§ Objective: Copy the lines below, from the line containing "lufft-dir-point (325, 320, 335, 330)" through the line containing "x-top-tick-label-time: 11:00 CDT", with both of those lines included.

Boxed element entries:
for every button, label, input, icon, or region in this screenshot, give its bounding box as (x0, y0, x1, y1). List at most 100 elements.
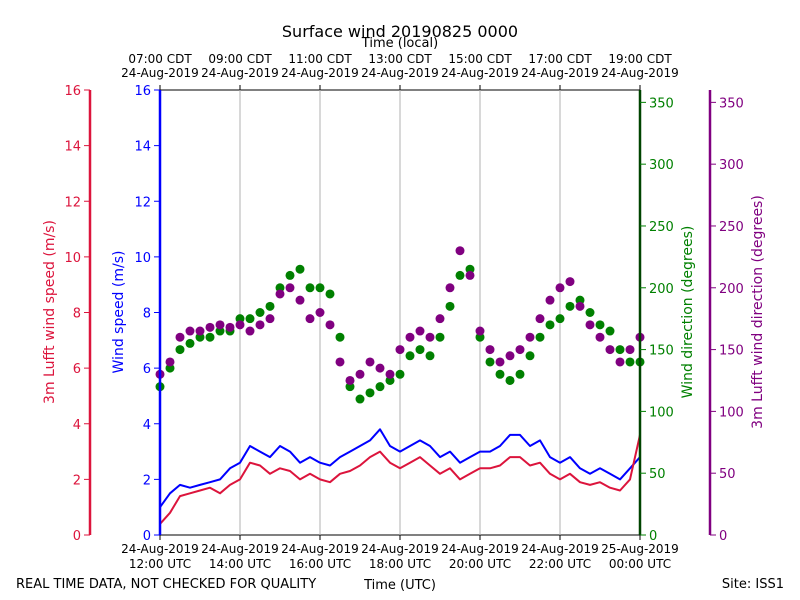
lufft-dir-point (325, 320, 335, 330)
chart-title: Surface wind 20190825 0000 (282, 22, 518, 41)
lufft-dir-point (265, 314, 275, 324)
series-layer (155, 246, 645, 525)
wind-dir-point (365, 388, 375, 398)
lufft-dir-point (235, 320, 245, 330)
lufft-dir-point (275, 289, 285, 299)
wind-dir-point (235, 314, 245, 324)
lufft-speed-line (159, 434, 641, 525)
x-tick-label-date: 24-Aug-2019 (521, 542, 599, 556)
y-tick-label: 12 (134, 195, 151, 210)
x-top-tick-label-time: 13:00 CDT (368, 52, 432, 66)
y-tick-label: 300 (719, 158, 744, 173)
y-tick-label: 10 (134, 251, 151, 266)
y-tick-label: 14 (134, 140, 151, 155)
x-top-tick-label-time: 11:00 CDT (288, 52, 352, 66)
wind-dir-point (385, 375, 395, 385)
lufft-dir-axis-label: 3m Lufft wind direction (degrees) (750, 195, 766, 429)
y-tick-label: 12 (64, 195, 81, 210)
y-tick-label: 150 (719, 344, 744, 359)
x-tick-label-date: 24-Aug-2019 (281, 542, 359, 556)
lufft-dir-point (625, 345, 635, 355)
wind-dir-point (335, 332, 345, 342)
lufft-dir-point (285, 283, 295, 293)
x-tick-label-time: 00:00 UTC (609, 557, 671, 571)
site-label: Site: ISS1 (722, 577, 784, 592)
wind-dir-point (475, 332, 485, 342)
lufft-dir-point (475, 326, 485, 336)
x-tick-label-date: 24-Aug-2019 (201, 542, 279, 556)
y-tick-label: 300 (649, 158, 674, 173)
x-tick-label-date: 24-Aug-2019 (441, 542, 519, 556)
wind-dir-point (165, 363, 175, 373)
wind-dir-point (195, 332, 205, 342)
y-tick-label: 350 (649, 96, 674, 111)
wind-dir-point (465, 264, 475, 274)
wind-dir-point (565, 301, 575, 311)
y-tick-label: 14 (64, 140, 81, 155)
lufft-dir-point (255, 320, 265, 330)
lufft-dir-point (525, 332, 535, 342)
lufft-dir-point (545, 295, 555, 305)
lufft-dir-point (615, 357, 625, 367)
x-tick-label-date: 25-Aug-2019 (601, 542, 679, 556)
wind-dir-point (515, 369, 525, 379)
lufft-speed-axis-label: 3m Lufft wind speed (m/s) (42, 220, 58, 404)
wind-dir-point (325, 289, 335, 299)
lufft-dir-point (355, 369, 365, 379)
wind-speed-axis-label: Wind speed (m/s) (111, 251, 127, 374)
y-tick-label: 8 (143, 307, 151, 322)
wind-dir-point (455, 270, 465, 280)
y-tick-label: 200 (649, 282, 674, 297)
y-tick-label: 100 (719, 405, 744, 420)
lufft-dir-axis-ticks: 0 50 100 150 200 250 300 350 (710, 96, 744, 544)
x-top-tick-label-date: 24-Aug-2019 (281, 66, 359, 80)
lufft-dir-point (585, 320, 595, 330)
wind-dir-point (285, 270, 295, 280)
y-tick-label: 150 (649, 344, 674, 359)
y-tick-label: 250 (719, 220, 744, 235)
lufft-dir-point (465, 270, 475, 280)
wind-dir-point (405, 351, 415, 361)
x-tick-label-date: 24-Aug-2019 (121, 542, 199, 556)
y-tick-label: 16 (134, 84, 151, 99)
lufft-dir-point (295, 295, 305, 305)
lufft-dir-point (175, 332, 185, 342)
lufft-dir-point (185, 326, 195, 336)
wind-dir-point (495, 369, 505, 379)
y-tick-label: 16 (64, 84, 81, 99)
lufft-dir-point (225, 322, 235, 332)
x-top-tick-label-time: 19:00 CDT (608, 52, 672, 66)
wind-dir-point (535, 332, 545, 342)
y-tick-label: 200 (719, 282, 744, 297)
x-tick-label-time: 16:00 UTC (289, 557, 351, 571)
y-tick-label: 50 (719, 467, 736, 482)
wind-dir-point (295, 264, 305, 274)
wind-dir-point (415, 345, 425, 355)
lufft-speed-axis-ticks: 0 2 4 6 8 10 12 14 16 (64, 84, 90, 544)
wind-dir-axis-ticks: 0 50 100 150 200 250 300 350 (640, 96, 674, 544)
lufft-dir-point (605, 345, 615, 355)
wind-dir-point (375, 382, 385, 392)
lufft-dir-point (165, 357, 175, 367)
lufft-dir-point (375, 363, 385, 373)
lufft-dir-point (195, 326, 205, 336)
x-top-tick-label-time: 09:00 CDT (208, 52, 272, 66)
y-tick-label: 50 (649, 467, 666, 482)
lufft-dir-point (485, 345, 495, 355)
wind-dir-point (305, 283, 315, 293)
wind-dir-point (605, 326, 615, 336)
lufft-dir-point (495, 357, 505, 367)
y-tick-label: 350 (719, 96, 744, 111)
wind-dir-point (615, 345, 625, 355)
wind-dir-point (625, 357, 635, 367)
x-top-tick-label-date: 24-Aug-2019 (521, 66, 599, 80)
wind-dir-point (345, 382, 355, 392)
wind-dir-point (315, 283, 325, 293)
y-tick-label: 4 (143, 418, 151, 433)
lufft-dir-point (535, 314, 545, 324)
lufft-dir-point (385, 369, 395, 379)
wind-dir-point (505, 375, 515, 385)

§ Full answer:
lufft-dir-point (325, 320, 335, 330)
chart-title: Surface wind 20190825 0000 (282, 22, 518, 41)
lufft-dir-point (265, 314, 275, 324)
series-layer (155, 246, 645, 525)
wind-dir-point (365, 388, 375, 398)
lufft-dir-point (235, 320, 245, 330)
lufft-dir-point (275, 289, 285, 299)
wind-dir-point (235, 314, 245, 324)
lufft-speed-line (159, 434, 641, 525)
x-tick-label-date: 24-Aug-2019 (521, 542, 599, 556)
y-tick-label: 12 (134, 195, 151, 210)
x-top-tick-label-time: 13:00 CDT (368, 52, 432, 66)
y-tick-label: 300 (719, 158, 744, 173)
y-tick-label: 10 (134, 251, 151, 266)
y-tick-label: 14 (134, 140, 151, 155)
x-top-tick-label-time: 11:00 CDT (288, 52, 352, 66)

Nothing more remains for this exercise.